> _What is being asked_: Output each line of the material exactly as it stands.

> _Supplied material_:
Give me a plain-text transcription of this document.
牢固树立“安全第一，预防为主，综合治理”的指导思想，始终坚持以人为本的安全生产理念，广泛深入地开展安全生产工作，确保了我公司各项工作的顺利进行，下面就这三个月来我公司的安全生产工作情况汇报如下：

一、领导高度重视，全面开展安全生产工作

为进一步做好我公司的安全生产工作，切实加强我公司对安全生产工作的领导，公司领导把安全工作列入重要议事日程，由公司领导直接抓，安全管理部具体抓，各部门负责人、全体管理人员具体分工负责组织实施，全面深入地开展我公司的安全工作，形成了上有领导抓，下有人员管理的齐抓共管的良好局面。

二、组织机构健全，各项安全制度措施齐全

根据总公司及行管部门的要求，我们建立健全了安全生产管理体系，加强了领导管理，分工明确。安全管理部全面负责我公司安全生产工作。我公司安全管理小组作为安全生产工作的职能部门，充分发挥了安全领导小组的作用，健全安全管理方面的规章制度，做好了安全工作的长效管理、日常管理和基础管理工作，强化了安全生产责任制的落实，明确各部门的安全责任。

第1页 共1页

> _Correct result_:
Give me a plain-text transcription of this document.
牢固树立“安全第一，预防为主，综合治理”的指导思想，始终坚持以人为本的安全生产理念，广泛深入地开展安全生产工作，确保了我公司各项工作的顺利进行，下面就这三个月来我公司的安全生产工作情况汇报如下：

一、领导高度重视，全面开展安全生产工作

为进一步做好我公司的安全生产工作，切实加强我公司对安全生产工作的领导，公司领导把安全工作列入重要议事日程，由公司领导直接抓，安全管理部具体抓，各部门负责人、全体管理人员具体分工负责组织实施，全面深入地开展我公司的安全工作，形成了上有领导抓，下有人员管理的齐抓共管的良好局面。

二、组织机构健全，各项安全制度措施齐全

根据总公司及行管部门的要求，我们建立健全了安全生产管理体系，加强了领导管理，分工明确。安全管理部全面负责我公司安全生产工作。我公司安全管理小组作为安全生产工作的职能部门，充分发挥了安全领导小组的作用，健全安全管理方面的规章制度，做好了安全工作的长效管理、日常管理和基础管理工作，强化了安全生产责任制的落实，明确各部门的安全责任。

第1页 共1页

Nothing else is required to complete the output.